(Records)
******

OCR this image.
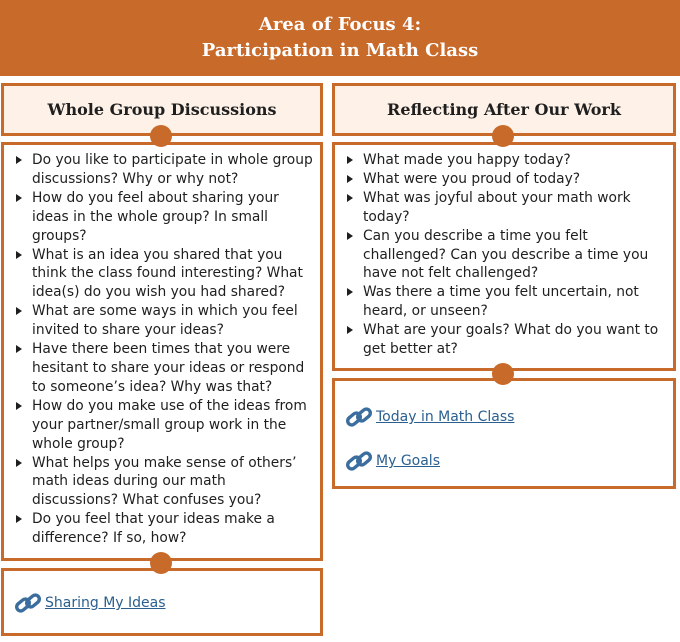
Area of Focus 4:
Participation in Math Class
Whole Group Discussions
Do you like to participate in whole group discussions? Why or why not?
How do you feel about sharing your ideas in the whole group? In small groups?
What is an idea you shared that you think the class found interesting? What idea(s) do you wish you had shared?
What are some ways in which you feel invited to share your ideas?
Have there been times that you were hesitant to share your ideas or respond to someone’s idea? Why was that?
How do you make use of the ideas from your partner/small group work in the whole group?
What helps you make sense of others’ math ideas during our math discussions? What confuses you?
Do you feel that your ideas make a difference? If so, how?
Sharing My Ideas
Reflecting After Our Work
What made you happy today?
What were you proud of today?
What was joyful about your math work today?
Can you describe a time you felt challenged? Can you describe a time you have not felt challenged?
Was there a time you felt uncertain, not heard, or unseen?
What are your goals? What do you want to get better at?
Today in Math Class
My Goals
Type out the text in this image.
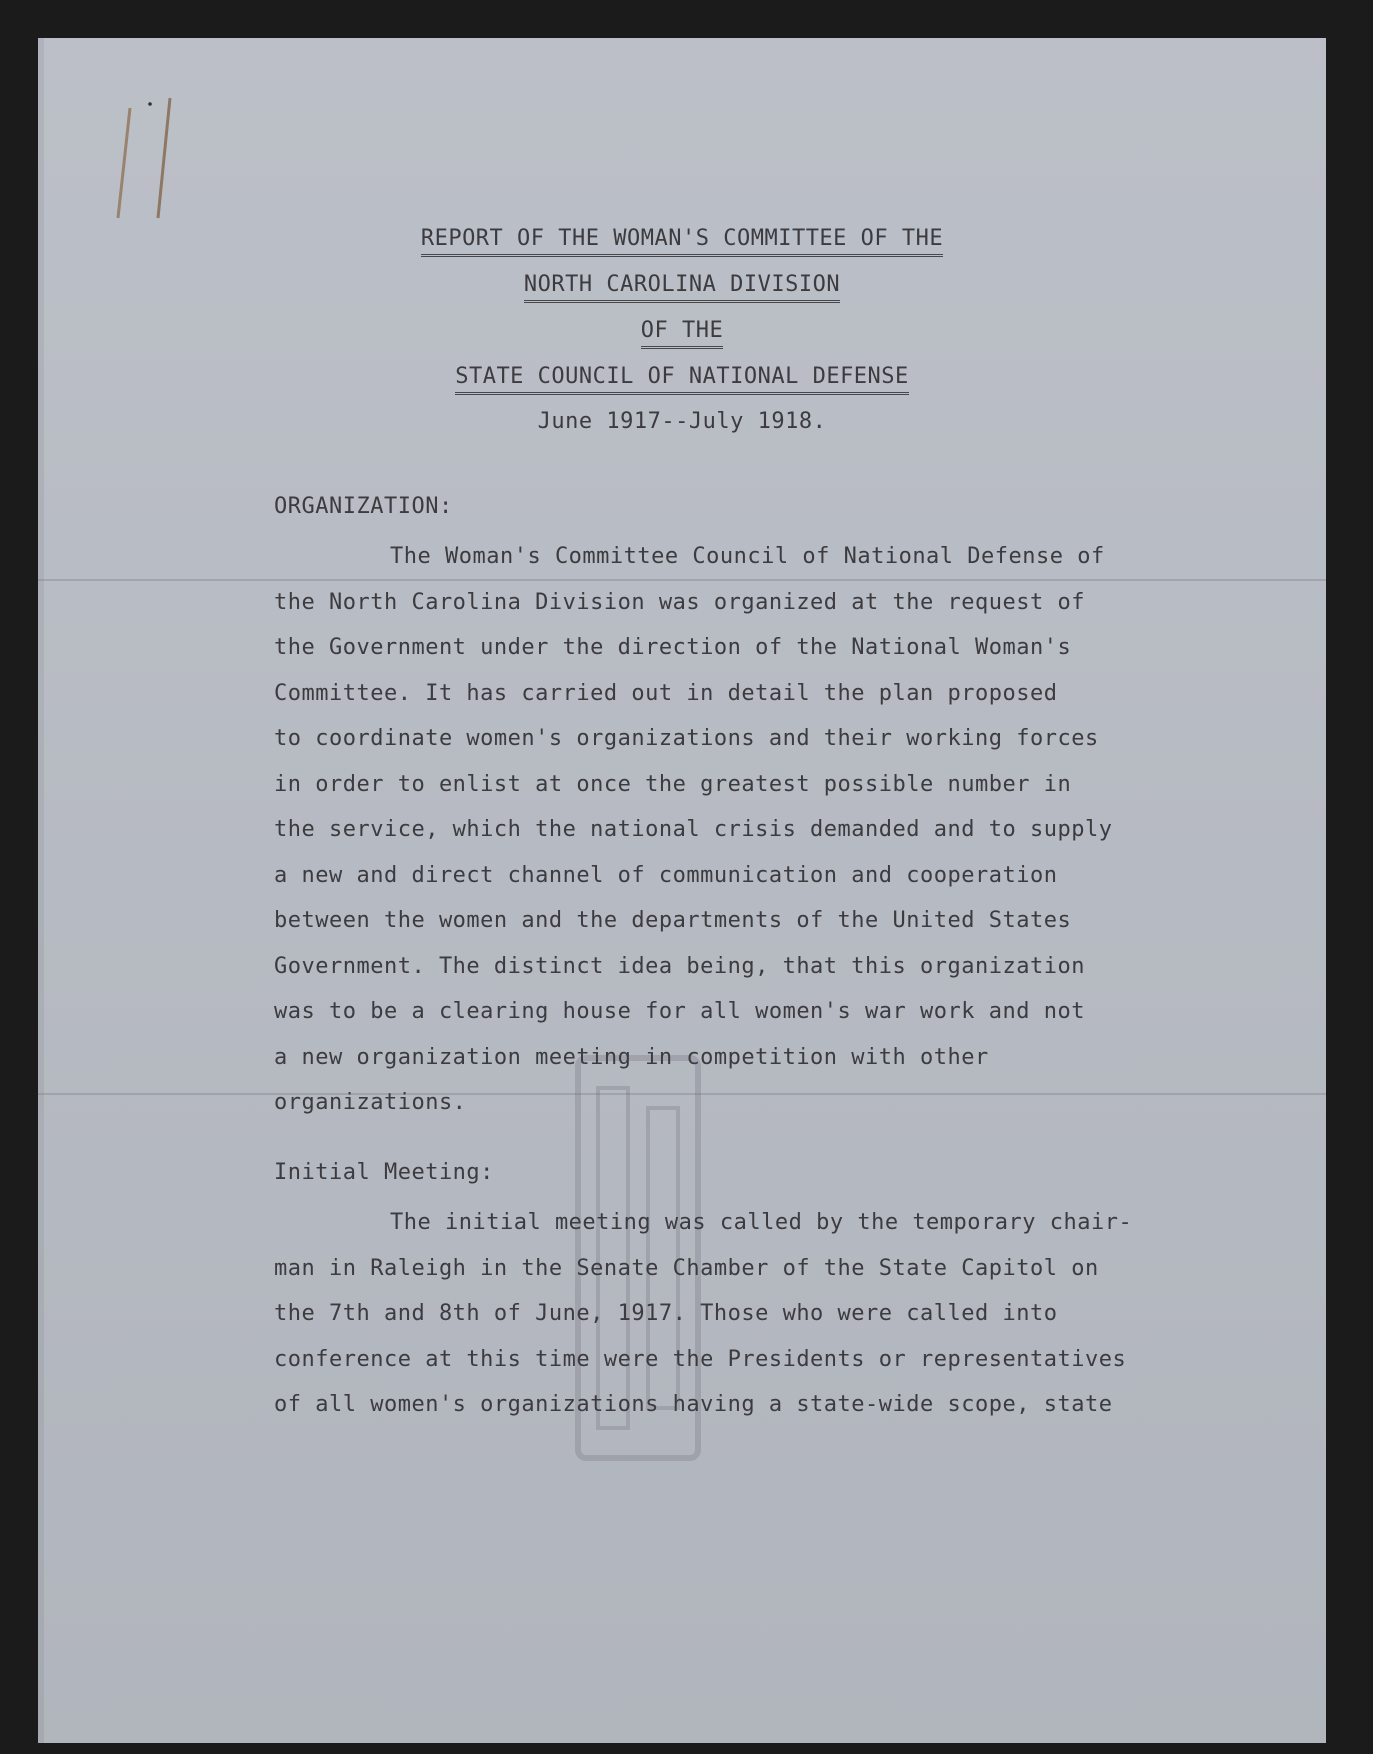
REPORT OF THE WOMAN'S COMMITTEE OF THE
NORTH CAROLINA DIVISION
OF THE
STATE COUNCIL OF NATIONAL DEFENSE
June 1917--July 1918.
ORGANIZATION:
The Woman's Committee Council of National Defense of
the North Carolina Division was organized at the request of
the Government under the direction of the National Woman's
Committee. It has carried out in detail the plan proposed
to coordinate women's organizations and their working forces
in order to enlist at once the greatest possible number in
the service, which the national crisis demanded and to supply
a new and direct channel of communication and cooperation
between the women and the departments of the United States
Government. The distinct idea being, that this organization
was to be a clearing house for all women's war work and not
a new organization meeting in competition with other
organizations.
Initial Meeting:
The initial meeting was called by the temporary chair-
man in Raleigh in the Senate Chamber of the State Capitol on
the 7th and 8th of June, 1917. Those who were called into
conference at this time were the Presidents or representatives
of all women's organizations having a state-wide scope, state
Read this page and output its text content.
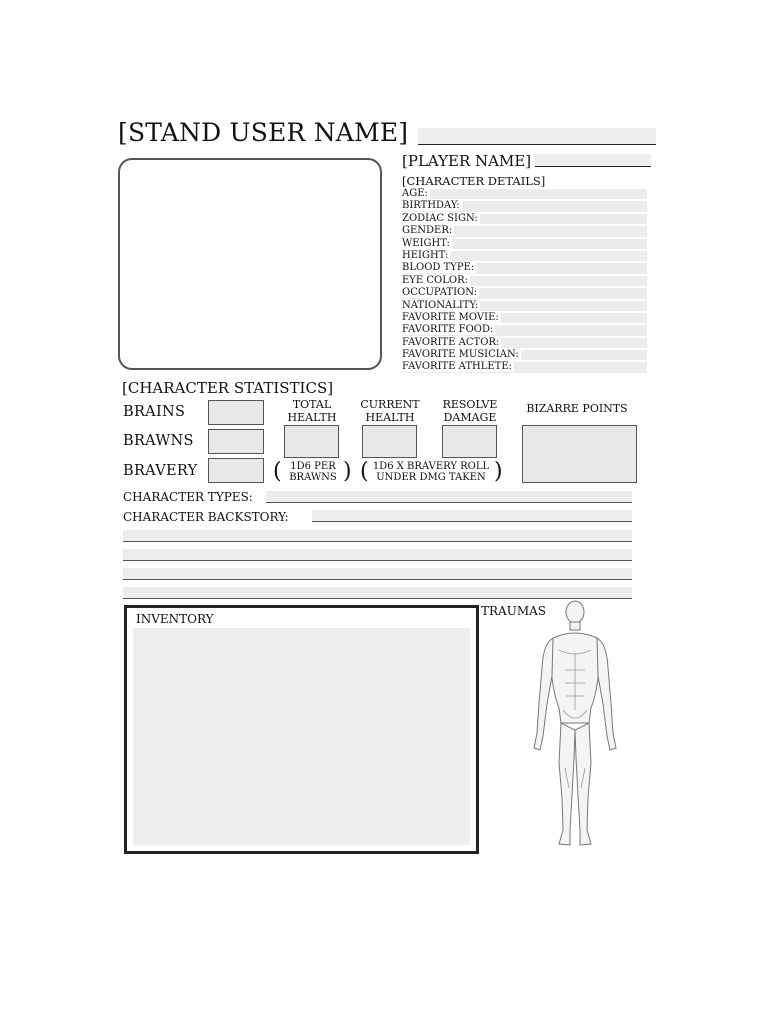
[STAND USER NAME]
[PLAYER NAME]
[CHARACTER DETAILS]
AGE:
BIRTHDAY:
ZODIAC SIGN:
GENDER:
WEIGHT:
HEIGHT:
BLOOD TYPE:
EYE COLOR:
OCCUPATION:
NATIONALITY:
FAVORITE MOVIE:
FAVORITE FOOD:
FAVORITE ACTOR:
FAVORITE MUSICIAN:
FAVORITE ATHLETE:
[CHARACTER STATISTICS]
BRAINS
BRAWNS
BRAVERY
TOTAL
HEALTH
CURRENT
HEALTH
RESOLVE
DAMAGE
BIZARRE POINTS
( 1D6 PER
BRAWNS ) ( 1D6 X BRAVERY ROLL
UNDER DMG TAKEN )
CHARACTER TYPES:
CHARACTER BACKSTORY:
INVENTORY
TRAUMAS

******

• [REQUIRED WORK]
Quote the records above exactly, leaving out any pictures.

• [PROBLEM SOLUTION]
OCR this image.
Area of Focus 4:
Participation in Math Class
Whole Group Discussions
Do you like to participate in whole group discussions? Why or why not?
How do you feel about sharing your ideas in the whole group? In small groups?
What is an idea you shared that you think the class found interesting? What idea(s) do you wish you had shared?
What are some ways in which you feel invited to share your ideas?
Have there been times that you were hesitant to share your ideas or respond to someone’s idea? Why was that?
How do you make use of the ideas from your partner/small group work in the whole group?
What helps you make sense of others’ math ideas during our math discussions? What confuses you?
Do you feel that your ideas make a difference? If so, how?
Sharing My Ideas
Reflecting After Our Work
What made you happy today?
What were you proud of today?
What was joyful about your math work today?
Can you describe a time you felt challenged? Can you describe a time you have not felt challenged?
Was there a time you felt uncertain, not heard, or unseen?
What are your goals? What do you want to get better at?
Today in Math Class
My Goals
Type out the text in this image.
REPORT OF THE WOMAN'S COMMITTEE OF THE
NORTH CAROLINA DIVISION
OF THE
STATE COUNCIL OF NATIONAL DEFENSE
June 1917--July 1918.
ORGANIZATION:
The Woman's Committee Council of National Defense of
the North Carolina Division was organized at the request of
the Government under the direction of the National Woman's
Committee. It has carried out in detail the plan proposed
to coordinate women's organizations and their working forces
in order to enlist at once the greatest possible number in
the service, which the national crisis demanded and to supply
a new and direct channel of communication and cooperation
between the women and the departments of the United States
Government. The distinct idea being, that this organization
was to be a clearing house for all women's war work and not
a new organization meeting in competition with other
organizations.
Initial Meeting:
The initial meeting was called by the temporary chair-
man in Raleigh in the Senate Chamber of the State Capitol on
the 7th and 8th of June, 1917. Those who were called into
conference at this time were the Presidents or representatives
of all women's organizations having a state-wide scope, state
Read this page and output its text content.
[STAND USER NAME]
[PLAYER NAME]
[CHARACTER DETAILS]
AGE:
BIRTHDAY:
ZODIAC SIGN:
GENDER:
WEIGHT:
HEIGHT:
BLOOD TYPE:
EYE COLOR:
OCCUPATION:
NATIONALITY:
FAVORITE MOVIE:
FAVORITE FOOD:
FAVORITE ACTOR:
FAVORITE MUSICIAN:
FAVORITE ATHLETE:
[CHARACTER STATISTICS]
BRAINS
BRAWNS
BRAVERY
TOTAL
HEALTH
CURRENT
HEALTH
RESOLVE
DAMAGE
BIZARRE POINTS
( 1D6 PER
BRAWNS ) ( 1D6 X BRAVERY ROLL
UNDER DMG TAKEN )
CHARACTER TYPES:
CHARACTER BACKSTORY:
INVENTORY
TRAUMAS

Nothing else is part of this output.